> [SET EXERCISE]:
Wherever the string "title" appears, copy the whole line.
## START DATASET ENTRIES
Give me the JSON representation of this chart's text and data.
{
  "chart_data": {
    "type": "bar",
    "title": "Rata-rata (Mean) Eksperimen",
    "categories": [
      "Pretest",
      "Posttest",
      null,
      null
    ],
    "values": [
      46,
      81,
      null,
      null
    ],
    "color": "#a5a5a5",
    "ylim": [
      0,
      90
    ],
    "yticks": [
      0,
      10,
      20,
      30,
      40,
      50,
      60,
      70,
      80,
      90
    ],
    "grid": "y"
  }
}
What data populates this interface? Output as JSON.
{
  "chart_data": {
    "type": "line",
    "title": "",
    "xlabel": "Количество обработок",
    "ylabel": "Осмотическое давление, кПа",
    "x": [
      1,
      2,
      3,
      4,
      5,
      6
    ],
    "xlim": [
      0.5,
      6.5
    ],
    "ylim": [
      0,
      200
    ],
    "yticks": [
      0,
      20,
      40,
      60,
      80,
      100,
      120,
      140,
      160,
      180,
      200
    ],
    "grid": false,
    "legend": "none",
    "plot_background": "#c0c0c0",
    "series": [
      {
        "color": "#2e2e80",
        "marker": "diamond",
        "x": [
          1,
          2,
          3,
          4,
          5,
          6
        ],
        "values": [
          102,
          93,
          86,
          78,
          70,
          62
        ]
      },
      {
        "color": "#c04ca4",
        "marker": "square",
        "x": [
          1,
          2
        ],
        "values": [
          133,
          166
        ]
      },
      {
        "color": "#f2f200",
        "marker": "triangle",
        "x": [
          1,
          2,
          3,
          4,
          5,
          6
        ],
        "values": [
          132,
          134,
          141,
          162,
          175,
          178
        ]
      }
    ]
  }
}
## END DATASET ENTRIES
> [RESULT FOR THIS EXERCISE]:
    "title": "Rata-rata (Mean) Eksperimen",
    "title": "",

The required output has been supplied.